* [The data]:
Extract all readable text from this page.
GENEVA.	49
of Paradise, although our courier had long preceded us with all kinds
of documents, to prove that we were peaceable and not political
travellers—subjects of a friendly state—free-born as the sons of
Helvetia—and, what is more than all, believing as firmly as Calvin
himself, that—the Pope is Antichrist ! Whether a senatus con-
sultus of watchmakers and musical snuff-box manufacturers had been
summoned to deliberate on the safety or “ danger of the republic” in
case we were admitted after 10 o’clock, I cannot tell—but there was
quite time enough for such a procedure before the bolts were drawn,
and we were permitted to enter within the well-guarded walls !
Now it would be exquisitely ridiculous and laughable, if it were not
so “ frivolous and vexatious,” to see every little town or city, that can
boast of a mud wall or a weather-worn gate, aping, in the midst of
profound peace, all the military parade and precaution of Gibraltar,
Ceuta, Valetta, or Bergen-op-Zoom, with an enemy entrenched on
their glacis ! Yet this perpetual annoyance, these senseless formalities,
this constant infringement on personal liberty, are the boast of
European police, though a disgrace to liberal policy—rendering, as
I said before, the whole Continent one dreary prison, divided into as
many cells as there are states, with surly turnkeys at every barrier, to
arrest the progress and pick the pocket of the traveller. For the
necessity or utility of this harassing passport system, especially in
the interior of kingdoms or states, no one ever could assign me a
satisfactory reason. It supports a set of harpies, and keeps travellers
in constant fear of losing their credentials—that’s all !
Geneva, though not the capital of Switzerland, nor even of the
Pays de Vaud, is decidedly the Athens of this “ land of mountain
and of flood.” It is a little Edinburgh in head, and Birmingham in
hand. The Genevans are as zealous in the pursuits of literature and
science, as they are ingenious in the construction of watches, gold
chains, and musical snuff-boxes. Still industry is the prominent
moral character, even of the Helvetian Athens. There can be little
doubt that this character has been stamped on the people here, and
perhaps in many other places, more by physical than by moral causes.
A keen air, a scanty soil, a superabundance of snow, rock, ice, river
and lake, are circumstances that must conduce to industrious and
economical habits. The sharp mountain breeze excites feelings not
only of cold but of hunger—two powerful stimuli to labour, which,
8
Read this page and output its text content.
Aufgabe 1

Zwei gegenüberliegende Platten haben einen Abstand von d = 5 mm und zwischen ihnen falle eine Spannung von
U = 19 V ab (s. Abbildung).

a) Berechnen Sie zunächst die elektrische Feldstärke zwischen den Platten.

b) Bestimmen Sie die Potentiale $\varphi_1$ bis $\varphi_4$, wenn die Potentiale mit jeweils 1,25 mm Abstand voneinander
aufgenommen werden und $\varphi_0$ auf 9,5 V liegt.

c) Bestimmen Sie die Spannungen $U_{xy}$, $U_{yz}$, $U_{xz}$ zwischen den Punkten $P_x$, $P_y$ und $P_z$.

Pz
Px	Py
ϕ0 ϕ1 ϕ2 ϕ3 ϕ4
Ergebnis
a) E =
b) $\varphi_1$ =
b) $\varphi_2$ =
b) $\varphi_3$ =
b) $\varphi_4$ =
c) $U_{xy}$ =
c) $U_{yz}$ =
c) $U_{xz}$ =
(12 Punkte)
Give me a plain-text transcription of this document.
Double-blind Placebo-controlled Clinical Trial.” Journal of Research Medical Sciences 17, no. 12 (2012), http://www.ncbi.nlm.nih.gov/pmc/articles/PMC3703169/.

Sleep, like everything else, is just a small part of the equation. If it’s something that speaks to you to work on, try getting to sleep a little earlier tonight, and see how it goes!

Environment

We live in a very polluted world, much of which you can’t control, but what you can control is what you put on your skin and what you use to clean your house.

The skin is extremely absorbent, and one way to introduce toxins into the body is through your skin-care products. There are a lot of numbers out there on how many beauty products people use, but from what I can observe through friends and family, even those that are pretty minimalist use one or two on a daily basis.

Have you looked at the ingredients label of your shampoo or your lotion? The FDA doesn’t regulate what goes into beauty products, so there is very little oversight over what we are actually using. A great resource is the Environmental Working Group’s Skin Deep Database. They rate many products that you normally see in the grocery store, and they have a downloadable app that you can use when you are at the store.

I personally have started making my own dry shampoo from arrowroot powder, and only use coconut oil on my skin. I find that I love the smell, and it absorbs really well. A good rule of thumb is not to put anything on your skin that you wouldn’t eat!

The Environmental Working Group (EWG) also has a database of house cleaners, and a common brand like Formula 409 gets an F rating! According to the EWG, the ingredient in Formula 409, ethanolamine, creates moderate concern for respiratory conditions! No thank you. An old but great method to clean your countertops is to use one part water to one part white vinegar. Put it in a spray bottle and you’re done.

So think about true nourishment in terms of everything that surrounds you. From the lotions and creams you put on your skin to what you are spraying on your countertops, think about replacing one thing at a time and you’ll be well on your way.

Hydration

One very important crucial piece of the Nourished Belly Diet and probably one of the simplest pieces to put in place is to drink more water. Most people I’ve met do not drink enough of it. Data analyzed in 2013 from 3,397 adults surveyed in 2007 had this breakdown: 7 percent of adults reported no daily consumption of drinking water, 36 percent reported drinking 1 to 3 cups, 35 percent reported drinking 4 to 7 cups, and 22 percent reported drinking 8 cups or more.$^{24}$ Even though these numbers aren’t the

* [Your assignment]: Nothing is to be left out, and every entry is to be transcribed exactly.

* [Task solution]:
Extract all readable text from this page.
GENEVA.	49
of Paradise, although our courier had long preceded us with all kinds
of documents, to prove that we were peaceable and not political
travellers—subjects of a friendly state—free-born as the sons of
Helvetia—and, what is more than all, believing as firmly as Calvin
himself, that—the Pope is Antichrist ! Whether a senatus con-
sultus of watchmakers and musical snuff-box manufacturers had been
summoned to deliberate on the safety or “ danger of the republic” in
case we were admitted after 10 o’clock, I cannot tell—but there was
quite time enough for such a procedure before the bolts were drawn,
and we were permitted to enter within the well-guarded walls !
Now it would be exquisitely ridiculous and laughable, if it were not
so “ frivolous and vexatious,” to see every little town or city, that can
boast of a mud wall or a weather-worn gate, aping, in the midst of
profound peace, all the military parade and precaution of Gibraltar,
Ceuta, Valetta, or Bergen-op-Zoom, with an enemy entrenched on
their glacis ! Yet this perpetual annoyance, these senseless formalities,
this constant infringement on personal liberty, are the boast of
European police, though a disgrace to liberal policy—rendering, as
I said before, the whole Continent one dreary prison, divided into as
many cells as there are states, with surly turnkeys at every barrier, to
arrest the progress and pick the pocket of the traveller. For the
necessity or utility of this harassing passport system, especially in
the interior of kingdoms or states, no one ever could assign me a
satisfactory reason. It supports a set of harpies, and keeps travellers
in constant fear of losing their credentials—that’s all !
Geneva, though not the capital of Switzerland, nor even of the
Pays de Vaud, is decidedly the Athens of this “ land of mountain
and of flood.” It is a little Edinburgh in head, and Birmingham in
hand. The Genevans are as zealous in the pursuits of literature and
science, as they are ingenious in the construction of watches, gold
chains, and musical snuff-boxes. Still industry is the prominent
moral character, even of the Helvetian Athens. There can be little
doubt that this character has been stamped on the people here, and
perhaps in many other places, more by physical than by moral causes.
A keen air, a scanty soil, a superabundance of snow, rock, ice, river
and lake, are circumstances that must conduce to industrious and
economical habits. The sharp mountain breeze excites feelings not
only of cold but of hunger—two powerful stimuli to labour, which,
8
Read this page and output its text content.
Aufgabe 1

Zwei gegenüberliegende Platten haben einen Abstand von d = 5 mm und zwischen ihnen falle eine Spannung von
U = 19 V ab (s. Abbildung).

a) Berechnen Sie zunächst die elektrische Feldstärke zwischen den Platten.

b) Bestimmen Sie die Potentiale $\varphi_1$ bis $\varphi_4$, wenn die Potentiale mit jeweils 1,25 mm Abstand voneinander
aufgenommen werden und $\varphi_0$ auf 9,5 V liegt.

c) Bestimmen Sie die Spannungen $U_{xy}$, $U_{yz}$, $U_{xz}$ zwischen den Punkten $P_x$, $P_y$ und $P_z$.

Pz
Px	Py
ϕ0 ϕ1 ϕ2 ϕ3 ϕ4
Ergebnis
a) E =
b) $\varphi_1$ =
b) $\varphi_2$ =
b) $\varphi_3$ =
b) $\varphi_4$ =
c) $U_{xy}$ =
c) $U_{yz}$ =
c) $U_{xz}$ =
(12 Punkte)
Give me a plain-text transcription of this document.
Double-blind Placebo-controlled Clinical Trial.” Journal of Research Medical Sciences 17, no. 12 (2012), http://www.ncbi.nlm.nih.gov/pmc/articles/PMC3703169/.

Sleep, like everything else, is just a small part of the equation. If it’s something that speaks to you to work on, try getting to sleep a little earlier tonight, and see how it goes!

Environment

We live in a very polluted world, much of which you can’t control, but what you can control is what you put on your skin and what you use to clean your house.

The skin is extremely absorbent, and one way to introduce toxins into the body is through your skin-care products. There are a lot of numbers out there on how many beauty products people use, but from what I can observe through friends and family, even those that are pretty minimalist use one or two on a daily basis.

Have you looked at the ingredients label of your shampoo or your lotion? The FDA doesn’t regulate what goes into beauty products, so there is very little oversight over what we are actually using. A great resource is the Environmental Working Group’s Skin Deep Database. They rate many products that you normally see in the grocery store, and they have a downloadable app that you can use when you are at the store.

I personally have started making my own dry shampoo from arrowroot powder, and only use coconut oil on my skin. I find that I love the smell, and it absorbs really well. A good rule of thumb is not to put anything on your skin that you wouldn’t eat!

The Environmental Working Group (EWG) also has a database of house cleaners, and a common brand like Formula 409 gets an F rating! According to the EWG, the ingredient in Formula 409, ethanolamine, creates moderate concern for respiratory conditions! No thank you. An old but great method to clean your countertops is to use one part water to one part white vinegar. Put it in a spray bottle and you’re done.

So think about true nourishment in terms of everything that surrounds you. From the lotions and creams you put on your skin to what you are spraying on your countertops, think about replacing one thing at a time and you’ll be well on your way.

Hydration

One very important crucial piece of the Nourished Belly Diet and probably one of the simplest pieces to put in place is to drink more water. Most people I’ve met do not drink enough of it. Data analyzed in 2013 from 3,397 adults surveyed in 2007 had this breakdown: 7 percent of adults reported no daily consumption of drinking water, 36 percent reported drinking 1 to 3 cups, 35 percent reported drinking 4 to 7 cups, and 22 percent reported drinking 8 cups or more.$^{24}$ Even though these numbers aren’t the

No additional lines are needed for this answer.